◆ EXERCISE AIM ◆
What follows is a set of records; repeat all of them exactly.

<<<<

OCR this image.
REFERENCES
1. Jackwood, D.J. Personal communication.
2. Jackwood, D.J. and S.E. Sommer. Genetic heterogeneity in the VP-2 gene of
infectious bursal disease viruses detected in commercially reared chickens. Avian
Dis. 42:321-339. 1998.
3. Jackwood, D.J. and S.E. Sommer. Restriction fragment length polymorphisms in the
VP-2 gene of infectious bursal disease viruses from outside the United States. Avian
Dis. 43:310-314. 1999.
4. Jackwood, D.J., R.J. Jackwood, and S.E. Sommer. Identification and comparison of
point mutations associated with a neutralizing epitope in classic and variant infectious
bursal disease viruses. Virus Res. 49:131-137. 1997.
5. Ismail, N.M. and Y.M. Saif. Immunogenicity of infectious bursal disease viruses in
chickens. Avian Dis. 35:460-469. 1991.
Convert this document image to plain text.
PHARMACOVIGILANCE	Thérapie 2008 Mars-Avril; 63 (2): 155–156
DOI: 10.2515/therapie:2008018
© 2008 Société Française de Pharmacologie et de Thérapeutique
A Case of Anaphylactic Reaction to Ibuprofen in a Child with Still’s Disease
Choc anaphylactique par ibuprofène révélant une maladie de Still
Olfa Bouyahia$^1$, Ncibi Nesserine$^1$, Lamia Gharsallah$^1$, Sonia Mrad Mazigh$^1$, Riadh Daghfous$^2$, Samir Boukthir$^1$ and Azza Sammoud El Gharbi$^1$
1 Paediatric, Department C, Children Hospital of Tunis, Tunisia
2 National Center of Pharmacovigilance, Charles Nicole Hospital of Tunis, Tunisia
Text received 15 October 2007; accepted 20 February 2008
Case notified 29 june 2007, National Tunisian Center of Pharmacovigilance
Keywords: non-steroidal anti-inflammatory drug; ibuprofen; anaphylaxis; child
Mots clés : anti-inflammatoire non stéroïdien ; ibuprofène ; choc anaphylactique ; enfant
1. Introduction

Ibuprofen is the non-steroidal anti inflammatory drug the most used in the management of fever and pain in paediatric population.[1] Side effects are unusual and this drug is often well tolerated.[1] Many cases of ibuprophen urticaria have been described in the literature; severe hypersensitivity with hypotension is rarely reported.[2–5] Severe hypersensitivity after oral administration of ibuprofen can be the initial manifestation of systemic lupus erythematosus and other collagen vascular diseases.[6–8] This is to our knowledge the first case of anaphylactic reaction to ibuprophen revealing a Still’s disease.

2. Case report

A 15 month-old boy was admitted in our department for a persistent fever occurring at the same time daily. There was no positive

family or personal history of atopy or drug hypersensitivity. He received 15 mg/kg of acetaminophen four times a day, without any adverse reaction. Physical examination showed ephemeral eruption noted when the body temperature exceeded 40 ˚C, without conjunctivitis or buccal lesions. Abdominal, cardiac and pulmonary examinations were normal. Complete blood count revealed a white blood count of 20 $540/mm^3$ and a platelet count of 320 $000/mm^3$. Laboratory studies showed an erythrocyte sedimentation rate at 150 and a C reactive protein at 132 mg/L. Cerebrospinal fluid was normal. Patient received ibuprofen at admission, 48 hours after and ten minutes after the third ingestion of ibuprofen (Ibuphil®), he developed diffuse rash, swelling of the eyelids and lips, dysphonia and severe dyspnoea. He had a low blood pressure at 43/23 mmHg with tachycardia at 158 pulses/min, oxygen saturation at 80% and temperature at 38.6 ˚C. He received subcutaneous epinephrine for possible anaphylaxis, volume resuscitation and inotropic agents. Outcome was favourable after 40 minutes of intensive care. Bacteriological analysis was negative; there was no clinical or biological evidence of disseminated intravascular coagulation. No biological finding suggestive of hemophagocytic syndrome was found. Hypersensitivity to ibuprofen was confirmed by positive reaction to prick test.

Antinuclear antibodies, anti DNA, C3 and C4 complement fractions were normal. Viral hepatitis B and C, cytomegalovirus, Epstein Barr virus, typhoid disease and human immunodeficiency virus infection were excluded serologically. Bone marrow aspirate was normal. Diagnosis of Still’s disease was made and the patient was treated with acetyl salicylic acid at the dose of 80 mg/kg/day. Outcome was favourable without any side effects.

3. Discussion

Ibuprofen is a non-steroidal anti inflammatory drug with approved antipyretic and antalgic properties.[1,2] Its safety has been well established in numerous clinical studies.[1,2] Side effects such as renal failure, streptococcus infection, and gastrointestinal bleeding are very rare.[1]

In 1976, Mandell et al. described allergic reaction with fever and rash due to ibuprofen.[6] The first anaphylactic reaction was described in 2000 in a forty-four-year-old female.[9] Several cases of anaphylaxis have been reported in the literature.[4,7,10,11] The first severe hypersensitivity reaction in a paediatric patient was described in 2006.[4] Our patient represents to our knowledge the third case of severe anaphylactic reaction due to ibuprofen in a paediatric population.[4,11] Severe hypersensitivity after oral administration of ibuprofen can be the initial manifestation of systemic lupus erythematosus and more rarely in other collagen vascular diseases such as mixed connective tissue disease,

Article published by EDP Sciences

>>>>

◆ TASK SOLUTION ◆
OCR this image.
REFERENCES
1. Jackwood, D.J. Personal communication.
2. Jackwood, D.J. and S.E. Sommer. Genetic heterogeneity in the VP-2 gene of
infectious bursal disease viruses detected in commercially reared chickens. Avian
Dis. 42:321-339. 1998.
3. Jackwood, D.J. and S.E. Sommer. Restriction fragment length polymorphisms in the
VP-2 gene of infectious bursal disease viruses from outside the United States. Avian
Dis. 43:310-314. 1999.
4. Jackwood, D.J., R.J. Jackwood, and S.E. Sommer. Identification and comparison of
point mutations associated with a neutralizing epitope in classic and variant infectious
bursal disease viruses. Virus Res. 49:131-137. 1997.
5. Ismail, N.M. and Y.M. Saif. Immunogenicity of infectious bursal disease viruses in
chickens. Avian Dis. 35:460-469. 1991.
Convert this document image to plain text.
PHARMACOVIGILANCE	Thérapie 2008 Mars-Avril; 63 (2): 155–156
DOI: 10.2515/therapie:2008018
© 2008 Société Française de Pharmacologie et de Thérapeutique
A Case of Anaphylactic Reaction to Ibuprofen in a Child with Still’s Disease
Choc anaphylactique par ibuprofène révélant une maladie de Still
Olfa Bouyahia$^1$, Ncibi Nesserine$^1$, Lamia Gharsallah$^1$, Sonia Mrad Mazigh$^1$, Riadh Daghfous$^2$, Samir Boukthir$^1$ and Azza Sammoud El Gharbi$^1$
1 Paediatric, Department C, Children Hospital of Tunis, Tunisia
2 National Center of Pharmacovigilance, Charles Nicole Hospital of Tunis, Tunisia
Text received 15 October 2007; accepted 20 February 2008
Case notified 29 june 2007, National Tunisian Center of Pharmacovigilance
Keywords: non-steroidal anti-inflammatory drug; ibuprofen; anaphylaxis; child
Mots clés : anti-inflammatoire non stéroïdien ; ibuprofène ; choc anaphylactique ; enfant
1. Introduction

Ibuprofen is the non-steroidal anti inflammatory drug the most used in the management of fever and pain in paediatric population.[1] Side effects are unusual and this drug is often well tolerated.[1] Many cases of ibuprophen urticaria have been described in the literature; severe hypersensitivity with hypotension is rarely reported.[2–5] Severe hypersensitivity after oral administration of ibuprofen can be the initial manifestation of systemic lupus erythematosus and other collagen vascular diseases.[6–8] This is to our knowledge the first case of anaphylactic reaction to ibuprophen revealing a Still’s disease.

2. Case report

A 15 month-old boy was admitted in our department for a persistent fever occurring at the same time daily. There was no positive

family or personal history of atopy or drug hypersensitivity. He received 15 mg/kg of acetaminophen four times a day, without any adverse reaction. Physical examination showed ephemeral eruption noted when the body temperature exceeded 40 ˚C, without conjunctivitis or buccal lesions. Abdominal, cardiac and pulmonary examinations were normal. Complete blood count revealed a white blood count of 20 $540/mm^3$ and a platelet count of 320 $000/mm^3$. Laboratory studies showed an erythrocyte sedimentation rate at 150 and a C reactive protein at 132 mg/L. Cerebrospinal fluid was normal. Patient received ibuprofen at admission, 48 hours after and ten minutes after the third ingestion of ibuprofen (Ibuphil®), he developed diffuse rash, swelling of the eyelids and lips, dysphonia and severe dyspnoea. He had a low blood pressure at 43/23 mmHg with tachycardia at 158 pulses/min, oxygen saturation at 80% and temperature at 38.6 ˚C. He received subcutaneous epinephrine for possible anaphylaxis, volume resuscitation and inotropic agents. Outcome was favourable after 40 minutes of intensive care. Bacteriological analysis was negative; there was no clinical or biological evidence of disseminated intravascular coagulation. No biological finding suggestive of hemophagocytic syndrome was found. Hypersensitivity to ibuprofen was confirmed by positive reaction to prick test.

Antinuclear antibodies, anti DNA, C3 and C4 complement fractions were normal. Viral hepatitis B and C, cytomegalovirus, Epstein Barr virus, typhoid disease and human immunodeficiency virus infection were excluded serologically. Bone marrow aspirate was normal. Diagnosis of Still’s disease was made and the patient was treated with acetyl salicylic acid at the dose of 80 mg/kg/day. Outcome was favourable without any side effects.

3. Discussion

Ibuprofen is a non-steroidal anti inflammatory drug with approved antipyretic and antalgic properties.[1,2] Its safety has been well established in numerous clinical studies.[1,2] Side effects such as renal failure, streptococcus infection, and gastrointestinal bleeding are very rare.[1]

In 1976, Mandell et al. described allergic reaction with fever and rash due to ibuprofen.[6] The first anaphylactic reaction was described in 2000 in a forty-four-year-old female.[9] Several cases of anaphylaxis have been reported in the literature.[4,7,10,11] The first severe hypersensitivity reaction in a paediatric patient was described in 2006.[4] Our patient represents to our knowledge the third case of severe anaphylactic reaction due to ibuprofen in a paediatric population.[4,11] Severe hypersensitivity after oral administration of ibuprofen can be the initial manifestation of systemic lupus erythematosus and more rarely in other collagen vascular diseases such as mixed connective tissue disease,

Article published by EDP Sciences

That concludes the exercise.